## The request
Assemble all lines in which the string "ارتباطات" appears.
______________________________
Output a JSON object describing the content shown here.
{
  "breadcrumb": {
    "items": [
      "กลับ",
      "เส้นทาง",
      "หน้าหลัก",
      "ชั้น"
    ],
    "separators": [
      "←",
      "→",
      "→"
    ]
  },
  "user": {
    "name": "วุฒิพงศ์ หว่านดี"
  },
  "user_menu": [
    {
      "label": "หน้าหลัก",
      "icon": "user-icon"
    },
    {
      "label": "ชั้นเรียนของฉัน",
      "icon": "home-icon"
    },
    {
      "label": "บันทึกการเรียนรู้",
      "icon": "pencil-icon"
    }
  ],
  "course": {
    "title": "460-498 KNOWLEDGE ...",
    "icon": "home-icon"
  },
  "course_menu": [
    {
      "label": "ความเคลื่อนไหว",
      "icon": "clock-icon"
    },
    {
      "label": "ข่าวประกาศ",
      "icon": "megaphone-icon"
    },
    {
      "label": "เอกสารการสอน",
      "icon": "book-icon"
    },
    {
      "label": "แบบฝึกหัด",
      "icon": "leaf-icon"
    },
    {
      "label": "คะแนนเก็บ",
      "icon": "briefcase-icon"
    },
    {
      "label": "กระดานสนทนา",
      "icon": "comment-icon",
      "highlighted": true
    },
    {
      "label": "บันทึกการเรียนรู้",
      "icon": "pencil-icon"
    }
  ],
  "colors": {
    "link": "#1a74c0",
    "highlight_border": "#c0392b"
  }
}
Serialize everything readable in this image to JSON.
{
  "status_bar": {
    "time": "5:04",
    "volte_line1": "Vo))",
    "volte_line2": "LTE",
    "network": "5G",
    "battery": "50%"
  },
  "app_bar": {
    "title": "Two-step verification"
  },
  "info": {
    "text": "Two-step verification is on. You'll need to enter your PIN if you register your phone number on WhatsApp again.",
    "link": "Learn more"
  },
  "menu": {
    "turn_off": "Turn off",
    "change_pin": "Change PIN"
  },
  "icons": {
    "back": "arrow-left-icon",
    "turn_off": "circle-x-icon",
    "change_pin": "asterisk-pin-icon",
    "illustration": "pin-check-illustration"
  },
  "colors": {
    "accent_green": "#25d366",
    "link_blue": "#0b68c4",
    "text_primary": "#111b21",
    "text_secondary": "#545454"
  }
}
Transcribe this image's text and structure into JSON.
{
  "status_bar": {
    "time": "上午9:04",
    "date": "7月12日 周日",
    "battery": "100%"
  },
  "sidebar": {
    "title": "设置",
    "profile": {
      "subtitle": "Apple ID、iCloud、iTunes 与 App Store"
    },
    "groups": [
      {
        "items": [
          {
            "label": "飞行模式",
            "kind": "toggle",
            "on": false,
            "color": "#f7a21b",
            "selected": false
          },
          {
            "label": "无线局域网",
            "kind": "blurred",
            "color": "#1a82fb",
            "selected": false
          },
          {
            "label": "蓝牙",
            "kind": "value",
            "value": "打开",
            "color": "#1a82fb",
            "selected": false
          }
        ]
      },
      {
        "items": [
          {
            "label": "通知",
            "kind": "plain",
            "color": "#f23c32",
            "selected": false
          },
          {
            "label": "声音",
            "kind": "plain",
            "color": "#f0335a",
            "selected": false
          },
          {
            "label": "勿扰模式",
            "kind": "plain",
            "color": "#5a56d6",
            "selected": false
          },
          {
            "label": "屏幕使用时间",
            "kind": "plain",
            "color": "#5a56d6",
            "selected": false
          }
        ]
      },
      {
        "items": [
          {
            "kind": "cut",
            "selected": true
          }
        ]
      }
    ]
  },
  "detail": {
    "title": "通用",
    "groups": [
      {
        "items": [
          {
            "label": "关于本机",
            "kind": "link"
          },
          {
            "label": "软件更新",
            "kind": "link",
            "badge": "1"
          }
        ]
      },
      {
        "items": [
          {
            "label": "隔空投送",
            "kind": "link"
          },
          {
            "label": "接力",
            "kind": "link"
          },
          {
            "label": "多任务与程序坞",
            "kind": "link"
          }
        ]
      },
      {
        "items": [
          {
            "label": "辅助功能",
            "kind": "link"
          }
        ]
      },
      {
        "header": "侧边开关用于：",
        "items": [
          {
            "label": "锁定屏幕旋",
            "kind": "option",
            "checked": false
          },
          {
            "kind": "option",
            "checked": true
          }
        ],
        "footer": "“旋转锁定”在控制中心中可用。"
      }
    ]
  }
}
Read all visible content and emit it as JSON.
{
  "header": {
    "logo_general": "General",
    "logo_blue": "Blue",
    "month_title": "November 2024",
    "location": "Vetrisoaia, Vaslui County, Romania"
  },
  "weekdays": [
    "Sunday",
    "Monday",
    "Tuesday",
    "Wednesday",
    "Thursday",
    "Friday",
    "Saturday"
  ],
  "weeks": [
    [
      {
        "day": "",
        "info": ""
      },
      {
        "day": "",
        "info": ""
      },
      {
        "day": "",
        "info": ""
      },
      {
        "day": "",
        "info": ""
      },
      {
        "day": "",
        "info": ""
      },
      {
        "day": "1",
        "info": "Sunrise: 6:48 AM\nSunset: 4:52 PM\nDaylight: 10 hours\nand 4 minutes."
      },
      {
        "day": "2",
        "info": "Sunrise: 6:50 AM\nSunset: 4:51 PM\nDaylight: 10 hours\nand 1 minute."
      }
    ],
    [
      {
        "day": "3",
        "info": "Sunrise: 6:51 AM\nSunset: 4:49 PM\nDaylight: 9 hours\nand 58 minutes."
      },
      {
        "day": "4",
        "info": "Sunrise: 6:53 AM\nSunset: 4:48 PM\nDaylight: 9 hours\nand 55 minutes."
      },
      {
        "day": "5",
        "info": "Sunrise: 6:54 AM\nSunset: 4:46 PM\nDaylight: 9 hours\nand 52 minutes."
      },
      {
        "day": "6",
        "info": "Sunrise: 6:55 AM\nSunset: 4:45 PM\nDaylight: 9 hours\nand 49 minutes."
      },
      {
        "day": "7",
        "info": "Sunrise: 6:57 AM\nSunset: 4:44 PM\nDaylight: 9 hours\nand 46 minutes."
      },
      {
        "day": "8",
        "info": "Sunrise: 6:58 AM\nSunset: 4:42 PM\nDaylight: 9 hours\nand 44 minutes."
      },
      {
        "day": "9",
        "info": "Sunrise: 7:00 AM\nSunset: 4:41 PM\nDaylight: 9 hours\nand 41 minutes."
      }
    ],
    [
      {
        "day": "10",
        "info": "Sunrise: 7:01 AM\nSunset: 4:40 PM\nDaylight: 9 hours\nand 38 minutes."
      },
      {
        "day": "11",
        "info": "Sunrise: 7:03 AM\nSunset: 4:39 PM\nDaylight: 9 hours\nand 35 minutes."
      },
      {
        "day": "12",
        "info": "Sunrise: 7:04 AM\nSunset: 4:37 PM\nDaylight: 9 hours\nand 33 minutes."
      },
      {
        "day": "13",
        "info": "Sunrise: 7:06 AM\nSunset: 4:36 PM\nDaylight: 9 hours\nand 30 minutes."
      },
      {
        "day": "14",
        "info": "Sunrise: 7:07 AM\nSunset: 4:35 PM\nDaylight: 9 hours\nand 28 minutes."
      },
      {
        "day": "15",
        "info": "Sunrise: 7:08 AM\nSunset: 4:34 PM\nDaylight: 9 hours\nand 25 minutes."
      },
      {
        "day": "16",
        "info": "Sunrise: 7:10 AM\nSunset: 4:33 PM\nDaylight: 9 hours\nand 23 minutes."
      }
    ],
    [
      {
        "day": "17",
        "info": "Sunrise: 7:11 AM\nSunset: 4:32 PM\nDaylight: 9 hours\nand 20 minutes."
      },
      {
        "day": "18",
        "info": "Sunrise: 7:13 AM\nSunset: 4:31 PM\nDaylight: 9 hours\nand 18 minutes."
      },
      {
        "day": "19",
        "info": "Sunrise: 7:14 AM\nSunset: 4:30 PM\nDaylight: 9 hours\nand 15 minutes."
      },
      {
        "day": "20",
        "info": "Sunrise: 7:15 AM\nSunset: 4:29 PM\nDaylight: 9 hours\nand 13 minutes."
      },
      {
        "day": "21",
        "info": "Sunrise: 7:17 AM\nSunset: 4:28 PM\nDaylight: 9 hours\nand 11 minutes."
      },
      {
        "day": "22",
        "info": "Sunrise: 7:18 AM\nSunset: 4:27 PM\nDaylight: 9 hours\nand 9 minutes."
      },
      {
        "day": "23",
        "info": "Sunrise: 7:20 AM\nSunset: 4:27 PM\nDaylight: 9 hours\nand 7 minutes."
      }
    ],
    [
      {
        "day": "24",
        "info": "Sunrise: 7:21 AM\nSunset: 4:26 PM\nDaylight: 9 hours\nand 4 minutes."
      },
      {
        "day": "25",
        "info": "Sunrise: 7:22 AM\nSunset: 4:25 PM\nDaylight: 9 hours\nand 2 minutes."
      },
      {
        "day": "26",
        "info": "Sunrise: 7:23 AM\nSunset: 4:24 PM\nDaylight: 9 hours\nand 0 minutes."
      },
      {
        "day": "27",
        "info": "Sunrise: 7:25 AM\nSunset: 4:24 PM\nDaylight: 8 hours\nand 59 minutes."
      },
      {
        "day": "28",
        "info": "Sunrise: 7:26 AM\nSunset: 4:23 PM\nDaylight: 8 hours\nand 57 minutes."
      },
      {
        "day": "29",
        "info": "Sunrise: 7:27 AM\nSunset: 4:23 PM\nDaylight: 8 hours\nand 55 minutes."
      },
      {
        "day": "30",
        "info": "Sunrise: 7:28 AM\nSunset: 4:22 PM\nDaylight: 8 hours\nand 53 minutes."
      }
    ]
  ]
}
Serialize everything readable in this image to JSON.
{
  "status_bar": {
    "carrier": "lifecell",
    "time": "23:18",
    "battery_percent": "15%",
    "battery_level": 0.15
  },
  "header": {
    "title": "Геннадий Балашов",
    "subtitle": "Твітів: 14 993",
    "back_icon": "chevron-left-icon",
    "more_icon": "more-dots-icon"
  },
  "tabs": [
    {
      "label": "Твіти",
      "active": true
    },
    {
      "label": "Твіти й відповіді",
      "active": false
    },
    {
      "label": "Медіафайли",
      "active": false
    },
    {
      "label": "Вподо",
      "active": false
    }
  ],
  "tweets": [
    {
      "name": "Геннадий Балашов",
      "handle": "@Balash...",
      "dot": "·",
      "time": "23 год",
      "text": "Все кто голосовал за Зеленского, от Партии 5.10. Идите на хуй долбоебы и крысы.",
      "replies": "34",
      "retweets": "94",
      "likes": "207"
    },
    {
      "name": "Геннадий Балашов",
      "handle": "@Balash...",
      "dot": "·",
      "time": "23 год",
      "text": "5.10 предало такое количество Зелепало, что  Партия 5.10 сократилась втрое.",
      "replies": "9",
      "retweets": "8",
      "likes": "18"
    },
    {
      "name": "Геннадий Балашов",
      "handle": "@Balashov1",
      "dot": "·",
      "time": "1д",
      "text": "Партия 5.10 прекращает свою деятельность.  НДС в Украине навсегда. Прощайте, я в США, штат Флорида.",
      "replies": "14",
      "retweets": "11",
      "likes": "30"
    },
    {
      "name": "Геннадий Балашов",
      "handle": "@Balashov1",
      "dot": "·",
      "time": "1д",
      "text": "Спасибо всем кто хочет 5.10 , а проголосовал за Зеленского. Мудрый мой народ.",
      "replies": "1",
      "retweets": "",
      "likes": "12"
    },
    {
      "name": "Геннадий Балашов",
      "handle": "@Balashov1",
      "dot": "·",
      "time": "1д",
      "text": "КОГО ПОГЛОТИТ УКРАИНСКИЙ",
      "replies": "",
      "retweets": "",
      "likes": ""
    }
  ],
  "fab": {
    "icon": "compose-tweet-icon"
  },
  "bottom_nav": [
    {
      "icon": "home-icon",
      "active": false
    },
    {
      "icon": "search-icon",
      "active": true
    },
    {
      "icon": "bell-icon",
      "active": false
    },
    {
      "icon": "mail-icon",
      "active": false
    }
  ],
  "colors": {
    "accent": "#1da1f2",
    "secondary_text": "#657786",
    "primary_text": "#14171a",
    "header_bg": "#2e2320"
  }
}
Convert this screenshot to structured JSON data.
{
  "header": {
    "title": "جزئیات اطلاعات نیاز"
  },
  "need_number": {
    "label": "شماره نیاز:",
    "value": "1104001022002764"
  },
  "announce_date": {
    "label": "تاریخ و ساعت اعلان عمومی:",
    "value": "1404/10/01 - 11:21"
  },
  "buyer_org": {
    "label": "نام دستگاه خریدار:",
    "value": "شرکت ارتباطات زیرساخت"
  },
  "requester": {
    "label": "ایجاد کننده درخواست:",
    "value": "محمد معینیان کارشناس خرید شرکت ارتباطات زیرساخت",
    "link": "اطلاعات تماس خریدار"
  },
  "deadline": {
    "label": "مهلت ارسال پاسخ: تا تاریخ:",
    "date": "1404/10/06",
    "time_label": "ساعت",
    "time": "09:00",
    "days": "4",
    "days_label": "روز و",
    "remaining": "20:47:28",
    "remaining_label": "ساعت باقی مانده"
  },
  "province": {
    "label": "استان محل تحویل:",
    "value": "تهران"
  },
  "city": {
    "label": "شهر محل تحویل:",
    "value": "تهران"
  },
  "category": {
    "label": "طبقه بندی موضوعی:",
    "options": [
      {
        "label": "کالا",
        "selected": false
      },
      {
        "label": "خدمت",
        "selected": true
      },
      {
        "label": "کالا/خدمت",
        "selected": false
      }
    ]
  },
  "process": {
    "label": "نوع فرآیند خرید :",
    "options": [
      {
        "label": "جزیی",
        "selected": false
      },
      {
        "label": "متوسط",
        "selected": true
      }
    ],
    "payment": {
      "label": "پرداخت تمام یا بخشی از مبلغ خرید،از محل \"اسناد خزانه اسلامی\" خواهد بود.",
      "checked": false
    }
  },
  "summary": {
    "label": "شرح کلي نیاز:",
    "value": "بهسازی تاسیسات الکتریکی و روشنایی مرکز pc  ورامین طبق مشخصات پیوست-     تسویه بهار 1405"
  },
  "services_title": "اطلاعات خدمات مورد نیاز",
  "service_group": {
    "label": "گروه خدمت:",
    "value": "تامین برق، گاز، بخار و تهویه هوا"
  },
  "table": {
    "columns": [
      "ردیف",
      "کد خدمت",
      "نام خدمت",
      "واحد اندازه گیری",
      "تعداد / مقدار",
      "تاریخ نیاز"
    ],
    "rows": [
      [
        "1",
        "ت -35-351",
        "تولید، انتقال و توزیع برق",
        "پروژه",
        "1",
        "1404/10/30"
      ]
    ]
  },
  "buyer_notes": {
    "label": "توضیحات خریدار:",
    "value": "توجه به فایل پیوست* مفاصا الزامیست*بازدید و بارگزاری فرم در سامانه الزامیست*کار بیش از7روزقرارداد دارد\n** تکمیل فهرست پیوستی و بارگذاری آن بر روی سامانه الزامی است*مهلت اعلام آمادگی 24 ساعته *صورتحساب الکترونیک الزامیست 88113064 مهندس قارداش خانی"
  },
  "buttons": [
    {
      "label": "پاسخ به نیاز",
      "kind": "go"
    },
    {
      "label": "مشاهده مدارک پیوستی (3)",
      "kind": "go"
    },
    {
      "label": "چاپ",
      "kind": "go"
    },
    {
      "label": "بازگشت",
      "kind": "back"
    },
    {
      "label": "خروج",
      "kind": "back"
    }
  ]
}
______________________________
## Correct answer
    "value": "شرکت ارتباطات زیرساخت"
    "value": "محمد معینیان کارشناس خرید شرکت ارتباطات زیرساخت",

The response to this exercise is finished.